* **Stated task**
Each entry here needs to be set down again exactly, please; pictures are left out.

## BEGIN Supplied material

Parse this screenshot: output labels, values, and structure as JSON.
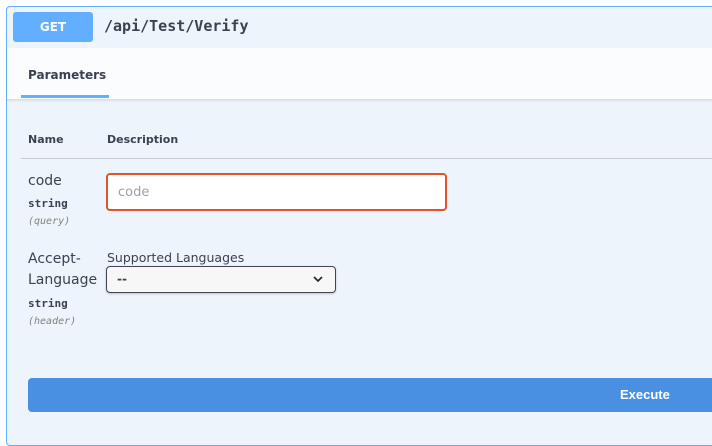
{
  "operation": {
    "method": "GET",
    "path": "/api/Test/Verify"
  },
  "tabs": [
    {
      "label": "Parameters",
      "active": true
    }
  ],
  "table": {
    "headers": {
      "name": "Name",
      "description": "Description"
    }
  },
  "parameters": [
    {
      "name": "code",
      "type": "string",
      "in": "(query)",
      "input": {
        "value": "",
        "placeholder": "code"
      }
    },
    {
      "name_line1": "Accept-",
      "name_line2": "Language",
      "type": "string",
      "in": "(header)",
      "select": {
        "label": "Supported Languages",
        "selected": "--"
      }
    }
  ],
  "actions": {
    "execute_label": "Execute"
  },
  "colors": {
    "method_get": "#61affe",
    "execute": "#4990e2",
    "input_error_border": "#e5512b"
  },
  "icons": {
    "select_arrow": "chevron-down-icon"
  }
}
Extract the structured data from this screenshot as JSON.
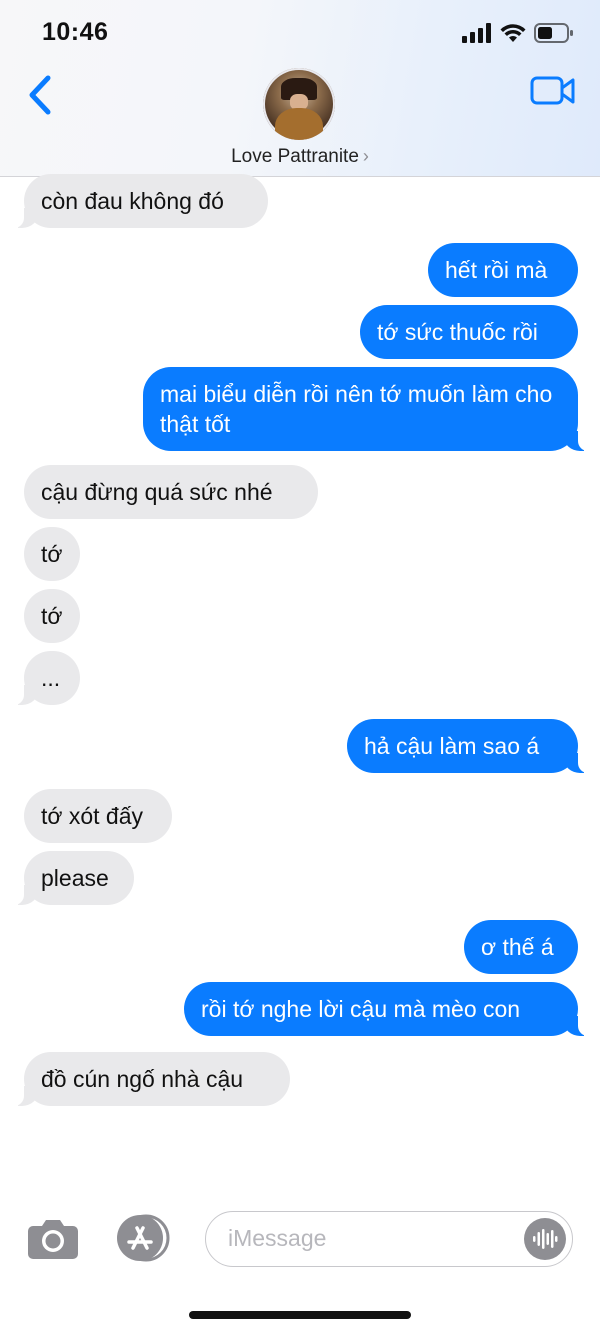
{
  "status": {
    "time": "10:46"
  },
  "header": {
    "contact_name": "Love Pattranite",
    "chevron": "›"
  },
  "messages": [
    {
      "text": "còn đau không đó"
    },
    {
      "text": "hết rồi mà"
    },
    {
      "text": "tớ sức thuốc rồi"
    },
    {
      "text": "mai biểu diễn rồi nên tớ muốn làm cho thật tốt"
    },
    {
      "text": "cậu đừng quá sức nhé"
    },
    {
      "text": "tớ"
    },
    {
      "text": "tớ"
    },
    {
      "text": "..."
    },
    {
      "text": "hả cậu làm sao á"
    },
    {
      "text": "tớ xót đấy"
    },
    {
      "text": "please"
    },
    {
      "text": "ơ thế á"
    },
    {
      "text": "rồi tớ nghe lời cậu mà mèo con"
    },
    {
      "text": "đồ cún ngố nhà cậu"
    }
  ],
  "composer": {
    "placeholder": "iMessage"
  },
  "colors": {
    "outgoing": "#0a7cff",
    "incoming": "#e9e9eb",
    "accent": "#0a7cff"
  },
  "icons": [
    "back-chevron-icon",
    "video-call-icon",
    "camera-icon",
    "app-store-icon",
    "audio-message-icon",
    "signal-icon",
    "wifi-icon",
    "battery-icon"
  ]
}
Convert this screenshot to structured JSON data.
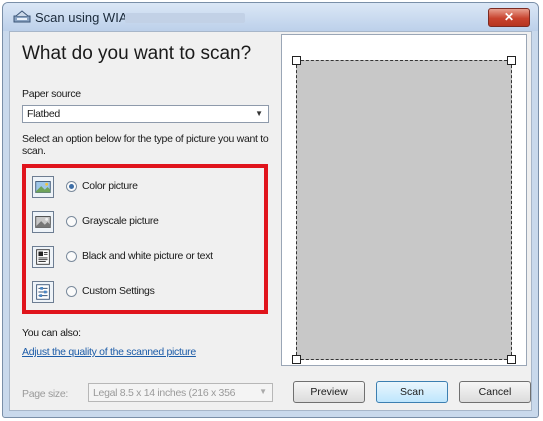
{
  "window": {
    "title": "Scan using WIA",
    "close_label": "✕"
  },
  "main": {
    "heading": "What do you want to scan?",
    "paper_source_label": "Paper source",
    "paper_source_value": "Flatbed",
    "instruction": "Select an option below for the type of picture you want to scan.",
    "options": [
      {
        "label": "Color picture",
        "selected": true,
        "icon": "color-picture-icon"
      },
      {
        "label": "Grayscale picture",
        "selected": false,
        "icon": "grayscale-picture-icon"
      },
      {
        "label": "Black and white picture or text",
        "selected": false,
        "icon": "bw-picture-icon"
      },
      {
        "label": "Custom Settings",
        "selected": false,
        "icon": "custom-settings-icon"
      }
    ],
    "also_label": "You can also:",
    "adjust_link": "Adjust the quality of the scanned picture",
    "page_size_label": "Page size:",
    "page_size_value": "Legal 8.5 x 14 inches (216 x 356"
  },
  "buttons": {
    "preview": "Preview",
    "scan": "Scan",
    "cancel": "Cancel"
  },
  "colors": {
    "highlight_border": "#e0141c",
    "link": "#1c5ca8",
    "scan_area": "#c8c8c8"
  }
}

## END Supplied material

* **Result**
Parse this screenshot: output labels, values, and structure as JSON.
{
  "operation": {
    "method": "GET",
    "path": "/api/Test/Verify"
  },
  "tabs": [
    {
      "label": "Parameters",
      "active": true
    }
  ],
  "table": {
    "headers": {
      "name": "Name",
      "description": "Description"
    }
  },
  "parameters": [
    {
      "name": "code",
      "type": "string",
      "in": "(query)",
      "input": {
        "value": "",
        "placeholder": "code"
      }
    },
    {
      "name_line1": "Accept-",
      "name_line2": "Language",
      "type": "string",
      "in": "(header)",
      "select": {
        "label": "Supported Languages",
        "selected": "--"
      }
    }
  ],
  "actions": {
    "execute_label": "Execute"
  },
  "colors": {
    "method_get": "#61affe",
    "execute": "#4990e2",
    "input_error_border": "#e5512b"
  },
  "icons": {
    "select_arrow": "chevron-down-icon"
  }
}
Extract the structured data from this screenshot as JSON.
{
  "status": {
    "time": "10:46"
  },
  "header": {
    "contact_name": "Love Pattranite",
    "chevron": "›"
  },
  "messages": [
    {
      "text": "còn đau không đó"
    },
    {
      "text": "hết rồi mà"
    },
    {
      "text": "tớ sức thuốc rồi"
    },
    {
      "text": "mai biểu diễn rồi nên tớ muốn làm cho thật tốt"
    },
    {
      "text": "cậu đừng quá sức nhé"
    },
    {
      "text": "tớ"
    },
    {
      "text": "tớ"
    },
    {
      "text": "..."
    },
    {
      "text": "hả cậu làm sao á"
    },
    {
      "text": "tớ xót đấy"
    },
    {
      "text": "please"
    },
    {
      "text": "ơ thế á"
    },
    {
      "text": "rồi tớ nghe lời cậu mà mèo con"
    },
    {
      "text": "đồ cún ngố nhà cậu"
    }
  ],
  "composer": {
    "placeholder": "iMessage"
  },
  "colors": {
    "outgoing": "#0a7cff",
    "incoming": "#e9e9eb",
    "accent": "#0a7cff"
  },
  "icons": [
    "back-chevron-icon",
    "video-call-icon",
    "camera-icon",
    "app-store-icon",
    "audio-message-icon",
    "signal-icon",
    "wifi-icon",
    "battery-icon"
  ]
}
Convert this screenshot to structured JSON data.
{
  "window": {
    "title": "Scan using WIA",
    "close_label": "✕"
  },
  "main": {
    "heading": "What do you want to scan?",
    "paper_source_label": "Paper source",
    "paper_source_value": "Flatbed",
    "instruction": "Select an option below for the type of picture you want to scan.",
    "options": [
      {
        "label": "Color picture",
        "selected": true,
        "icon": "color-picture-icon"
      },
      {
        "label": "Grayscale picture",
        "selected": false,
        "icon": "grayscale-picture-icon"
      },
      {
        "label": "Black and white picture or text",
        "selected": false,
        "icon": "bw-picture-icon"
      },
      {
        "label": "Custom Settings",
        "selected": false,
        "icon": "custom-settings-icon"
      }
    ],
    "also_label": "You can also:",
    "adjust_link": "Adjust the quality of the scanned picture",
    "page_size_label": "Page size:",
    "page_size_value": "Legal 8.5 x 14 inches (216 x 356"
  },
  "buttons": {
    "preview": "Preview",
    "scan": "Scan",
    "cancel": "Cancel"
  },
  "colors": {
    "highlight_border": "#e0141c",
    "link": "#1c5ca8",
    "scan_area": "#c8c8c8"
  }
}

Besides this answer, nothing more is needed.